◆ **BRIEF**
Find each line in the following listing that has the string "this", then state the count and nothing else.

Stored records
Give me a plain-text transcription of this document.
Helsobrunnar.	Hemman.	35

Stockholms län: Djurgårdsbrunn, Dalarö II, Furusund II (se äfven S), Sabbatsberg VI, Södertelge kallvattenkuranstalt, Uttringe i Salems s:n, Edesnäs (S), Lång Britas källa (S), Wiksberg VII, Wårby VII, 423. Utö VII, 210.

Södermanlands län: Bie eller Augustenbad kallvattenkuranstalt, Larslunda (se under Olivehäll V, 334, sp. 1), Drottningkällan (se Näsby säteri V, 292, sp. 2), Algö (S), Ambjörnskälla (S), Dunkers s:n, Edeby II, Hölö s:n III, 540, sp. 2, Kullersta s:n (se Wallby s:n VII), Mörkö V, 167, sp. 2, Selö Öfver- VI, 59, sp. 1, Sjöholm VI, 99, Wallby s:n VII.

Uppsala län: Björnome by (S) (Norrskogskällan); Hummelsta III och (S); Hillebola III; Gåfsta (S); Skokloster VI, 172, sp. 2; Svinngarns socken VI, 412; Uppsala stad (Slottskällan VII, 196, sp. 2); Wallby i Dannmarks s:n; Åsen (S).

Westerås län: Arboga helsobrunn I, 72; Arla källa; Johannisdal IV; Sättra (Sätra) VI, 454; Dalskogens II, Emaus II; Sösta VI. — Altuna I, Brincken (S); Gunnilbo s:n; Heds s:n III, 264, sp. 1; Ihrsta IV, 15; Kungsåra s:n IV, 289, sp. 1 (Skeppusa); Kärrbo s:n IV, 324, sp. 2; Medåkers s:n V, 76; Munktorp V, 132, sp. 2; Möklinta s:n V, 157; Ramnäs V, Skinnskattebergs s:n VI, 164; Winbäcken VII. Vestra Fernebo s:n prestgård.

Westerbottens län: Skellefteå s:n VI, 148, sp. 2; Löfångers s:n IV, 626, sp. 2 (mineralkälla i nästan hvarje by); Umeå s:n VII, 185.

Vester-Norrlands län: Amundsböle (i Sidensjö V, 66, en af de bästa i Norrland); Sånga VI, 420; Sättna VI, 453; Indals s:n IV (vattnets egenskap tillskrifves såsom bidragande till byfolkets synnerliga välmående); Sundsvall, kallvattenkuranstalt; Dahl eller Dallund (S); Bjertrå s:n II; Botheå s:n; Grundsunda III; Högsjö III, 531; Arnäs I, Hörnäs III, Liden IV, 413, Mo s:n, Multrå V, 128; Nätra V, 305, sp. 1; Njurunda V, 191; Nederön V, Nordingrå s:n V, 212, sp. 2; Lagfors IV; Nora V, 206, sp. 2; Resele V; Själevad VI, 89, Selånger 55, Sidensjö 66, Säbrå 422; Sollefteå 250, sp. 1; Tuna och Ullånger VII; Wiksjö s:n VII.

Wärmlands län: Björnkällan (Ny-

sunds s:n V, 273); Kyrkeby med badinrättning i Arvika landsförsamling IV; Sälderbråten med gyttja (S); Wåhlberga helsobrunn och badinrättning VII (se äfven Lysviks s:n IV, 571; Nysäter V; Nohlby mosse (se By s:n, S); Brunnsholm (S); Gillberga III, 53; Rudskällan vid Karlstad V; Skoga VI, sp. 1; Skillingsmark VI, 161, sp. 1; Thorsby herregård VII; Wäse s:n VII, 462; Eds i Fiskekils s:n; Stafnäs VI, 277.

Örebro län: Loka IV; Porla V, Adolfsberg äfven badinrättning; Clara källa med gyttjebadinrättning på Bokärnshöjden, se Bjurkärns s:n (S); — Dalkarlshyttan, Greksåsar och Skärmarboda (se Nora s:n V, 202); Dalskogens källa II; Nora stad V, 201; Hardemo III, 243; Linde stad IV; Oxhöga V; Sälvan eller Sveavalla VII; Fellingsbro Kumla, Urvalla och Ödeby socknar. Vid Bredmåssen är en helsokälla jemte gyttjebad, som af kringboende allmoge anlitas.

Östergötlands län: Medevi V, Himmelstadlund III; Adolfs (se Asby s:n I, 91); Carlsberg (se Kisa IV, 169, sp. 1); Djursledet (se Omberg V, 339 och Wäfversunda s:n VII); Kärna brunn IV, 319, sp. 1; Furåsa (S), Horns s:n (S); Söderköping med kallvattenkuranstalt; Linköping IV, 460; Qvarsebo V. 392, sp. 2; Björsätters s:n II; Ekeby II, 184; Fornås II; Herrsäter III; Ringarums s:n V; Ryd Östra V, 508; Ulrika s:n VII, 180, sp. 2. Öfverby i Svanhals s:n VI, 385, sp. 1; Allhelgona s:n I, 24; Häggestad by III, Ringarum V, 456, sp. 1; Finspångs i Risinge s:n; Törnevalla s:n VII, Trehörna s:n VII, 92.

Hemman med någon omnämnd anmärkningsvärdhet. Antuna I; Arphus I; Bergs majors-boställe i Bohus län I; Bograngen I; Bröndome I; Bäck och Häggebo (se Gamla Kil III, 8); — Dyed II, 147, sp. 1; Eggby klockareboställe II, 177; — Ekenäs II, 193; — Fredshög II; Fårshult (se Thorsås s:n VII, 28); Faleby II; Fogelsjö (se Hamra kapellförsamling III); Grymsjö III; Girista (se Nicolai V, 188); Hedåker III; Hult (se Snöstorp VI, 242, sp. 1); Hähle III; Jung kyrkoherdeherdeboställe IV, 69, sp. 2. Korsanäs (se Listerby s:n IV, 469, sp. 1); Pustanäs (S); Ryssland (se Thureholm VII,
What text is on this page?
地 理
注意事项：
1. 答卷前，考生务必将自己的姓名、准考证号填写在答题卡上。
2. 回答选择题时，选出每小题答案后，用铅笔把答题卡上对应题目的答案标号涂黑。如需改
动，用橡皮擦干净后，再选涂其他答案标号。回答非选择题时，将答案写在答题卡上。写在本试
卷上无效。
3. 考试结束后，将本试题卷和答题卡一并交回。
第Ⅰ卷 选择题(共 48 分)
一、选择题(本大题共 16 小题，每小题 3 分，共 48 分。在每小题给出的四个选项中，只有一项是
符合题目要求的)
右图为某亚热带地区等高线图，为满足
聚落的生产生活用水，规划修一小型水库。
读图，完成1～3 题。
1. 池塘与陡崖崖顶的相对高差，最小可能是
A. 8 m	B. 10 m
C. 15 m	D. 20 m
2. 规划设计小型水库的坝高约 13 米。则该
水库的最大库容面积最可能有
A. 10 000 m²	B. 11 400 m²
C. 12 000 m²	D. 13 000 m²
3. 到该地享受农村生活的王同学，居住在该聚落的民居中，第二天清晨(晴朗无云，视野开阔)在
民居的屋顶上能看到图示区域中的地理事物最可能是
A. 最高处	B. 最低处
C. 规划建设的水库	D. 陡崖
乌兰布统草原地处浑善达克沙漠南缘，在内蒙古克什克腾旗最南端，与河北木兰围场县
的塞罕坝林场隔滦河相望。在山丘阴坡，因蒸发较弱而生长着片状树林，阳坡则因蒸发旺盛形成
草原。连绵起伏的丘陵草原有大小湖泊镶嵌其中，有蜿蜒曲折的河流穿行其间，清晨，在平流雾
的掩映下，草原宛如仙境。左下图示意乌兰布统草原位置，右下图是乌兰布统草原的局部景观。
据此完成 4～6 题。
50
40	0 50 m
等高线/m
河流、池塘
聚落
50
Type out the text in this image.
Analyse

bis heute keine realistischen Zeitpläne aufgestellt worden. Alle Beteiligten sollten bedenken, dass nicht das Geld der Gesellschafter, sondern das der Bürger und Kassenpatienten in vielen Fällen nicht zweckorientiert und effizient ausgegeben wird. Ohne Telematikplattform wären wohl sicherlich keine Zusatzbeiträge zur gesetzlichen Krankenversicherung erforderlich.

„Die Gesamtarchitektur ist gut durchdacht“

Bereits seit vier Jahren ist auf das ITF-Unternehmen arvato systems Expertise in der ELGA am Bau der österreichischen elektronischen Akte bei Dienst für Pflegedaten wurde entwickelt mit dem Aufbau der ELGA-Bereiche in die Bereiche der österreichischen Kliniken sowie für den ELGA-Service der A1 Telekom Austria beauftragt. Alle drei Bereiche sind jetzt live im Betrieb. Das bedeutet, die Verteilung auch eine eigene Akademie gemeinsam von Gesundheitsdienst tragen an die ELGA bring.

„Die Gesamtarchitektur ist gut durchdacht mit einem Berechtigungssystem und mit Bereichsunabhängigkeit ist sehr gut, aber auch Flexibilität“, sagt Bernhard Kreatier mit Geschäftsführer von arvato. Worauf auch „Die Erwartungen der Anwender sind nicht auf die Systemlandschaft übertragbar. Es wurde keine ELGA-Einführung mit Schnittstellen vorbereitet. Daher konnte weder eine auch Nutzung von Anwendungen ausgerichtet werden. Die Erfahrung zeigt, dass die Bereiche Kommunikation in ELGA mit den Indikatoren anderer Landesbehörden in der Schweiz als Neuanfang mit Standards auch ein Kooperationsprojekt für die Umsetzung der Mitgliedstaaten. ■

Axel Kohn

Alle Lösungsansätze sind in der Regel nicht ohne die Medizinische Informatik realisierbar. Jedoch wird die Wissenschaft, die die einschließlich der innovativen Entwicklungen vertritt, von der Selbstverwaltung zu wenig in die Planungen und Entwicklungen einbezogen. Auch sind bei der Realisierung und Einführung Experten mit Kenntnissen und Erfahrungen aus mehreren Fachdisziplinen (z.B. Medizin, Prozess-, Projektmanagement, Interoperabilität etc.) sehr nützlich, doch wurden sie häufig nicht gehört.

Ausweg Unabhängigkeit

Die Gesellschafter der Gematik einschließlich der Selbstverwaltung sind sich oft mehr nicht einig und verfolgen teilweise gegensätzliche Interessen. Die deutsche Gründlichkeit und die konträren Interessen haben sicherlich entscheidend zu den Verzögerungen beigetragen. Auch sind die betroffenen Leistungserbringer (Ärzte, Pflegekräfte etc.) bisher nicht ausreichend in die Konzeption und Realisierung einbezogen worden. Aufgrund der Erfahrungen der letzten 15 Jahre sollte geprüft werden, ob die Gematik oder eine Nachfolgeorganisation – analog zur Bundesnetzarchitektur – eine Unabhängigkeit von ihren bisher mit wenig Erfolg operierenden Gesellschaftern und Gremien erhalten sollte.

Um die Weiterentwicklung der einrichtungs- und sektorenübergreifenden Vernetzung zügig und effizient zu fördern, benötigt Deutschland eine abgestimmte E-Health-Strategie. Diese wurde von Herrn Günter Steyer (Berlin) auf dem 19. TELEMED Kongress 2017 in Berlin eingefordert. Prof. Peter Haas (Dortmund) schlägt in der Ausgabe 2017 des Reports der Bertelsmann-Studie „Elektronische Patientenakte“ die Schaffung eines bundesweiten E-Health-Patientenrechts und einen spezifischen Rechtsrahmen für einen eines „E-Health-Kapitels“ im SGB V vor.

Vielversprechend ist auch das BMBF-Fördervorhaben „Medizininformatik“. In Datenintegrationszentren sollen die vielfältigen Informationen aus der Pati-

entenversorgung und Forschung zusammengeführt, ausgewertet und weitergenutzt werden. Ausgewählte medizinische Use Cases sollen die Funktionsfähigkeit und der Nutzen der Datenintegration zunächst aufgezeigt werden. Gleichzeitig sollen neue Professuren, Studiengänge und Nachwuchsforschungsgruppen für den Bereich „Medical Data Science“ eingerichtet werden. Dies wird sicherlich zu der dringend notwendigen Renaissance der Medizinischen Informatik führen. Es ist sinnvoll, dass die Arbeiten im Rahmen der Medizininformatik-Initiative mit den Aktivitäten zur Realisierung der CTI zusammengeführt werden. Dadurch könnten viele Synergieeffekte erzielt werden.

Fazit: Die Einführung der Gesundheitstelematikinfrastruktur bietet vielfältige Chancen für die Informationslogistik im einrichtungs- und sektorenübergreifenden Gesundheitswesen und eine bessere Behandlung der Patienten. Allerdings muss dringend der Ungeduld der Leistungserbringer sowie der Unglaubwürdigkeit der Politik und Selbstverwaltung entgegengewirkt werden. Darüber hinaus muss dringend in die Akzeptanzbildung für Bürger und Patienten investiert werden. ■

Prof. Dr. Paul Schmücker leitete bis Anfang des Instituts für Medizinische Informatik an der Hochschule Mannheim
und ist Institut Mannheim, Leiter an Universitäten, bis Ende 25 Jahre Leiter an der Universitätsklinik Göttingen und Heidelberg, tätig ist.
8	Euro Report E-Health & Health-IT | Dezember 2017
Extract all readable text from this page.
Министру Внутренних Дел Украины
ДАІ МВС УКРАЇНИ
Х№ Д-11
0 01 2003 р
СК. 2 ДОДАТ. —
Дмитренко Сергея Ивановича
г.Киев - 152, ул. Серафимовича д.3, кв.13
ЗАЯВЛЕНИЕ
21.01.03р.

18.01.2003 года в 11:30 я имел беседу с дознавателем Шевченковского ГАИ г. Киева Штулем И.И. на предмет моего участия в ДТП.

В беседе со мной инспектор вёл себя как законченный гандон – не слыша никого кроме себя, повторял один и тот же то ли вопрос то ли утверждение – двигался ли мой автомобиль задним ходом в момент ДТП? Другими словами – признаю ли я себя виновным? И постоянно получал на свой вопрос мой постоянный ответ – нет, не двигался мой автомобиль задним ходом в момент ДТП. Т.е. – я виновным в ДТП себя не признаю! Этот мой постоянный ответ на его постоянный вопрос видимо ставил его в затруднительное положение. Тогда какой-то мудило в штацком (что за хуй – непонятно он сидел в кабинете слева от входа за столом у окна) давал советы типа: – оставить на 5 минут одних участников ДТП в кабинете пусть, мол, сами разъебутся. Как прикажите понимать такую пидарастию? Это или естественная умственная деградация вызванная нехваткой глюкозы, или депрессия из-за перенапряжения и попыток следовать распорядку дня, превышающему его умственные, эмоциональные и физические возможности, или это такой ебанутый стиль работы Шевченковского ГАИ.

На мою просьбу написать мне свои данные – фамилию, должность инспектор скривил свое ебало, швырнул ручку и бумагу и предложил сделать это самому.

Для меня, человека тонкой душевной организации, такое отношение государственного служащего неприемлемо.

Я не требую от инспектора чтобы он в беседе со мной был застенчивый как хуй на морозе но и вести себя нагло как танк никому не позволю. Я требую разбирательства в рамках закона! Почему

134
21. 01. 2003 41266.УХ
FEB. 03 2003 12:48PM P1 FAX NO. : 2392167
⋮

◆ **WRITTEN REPLY**
4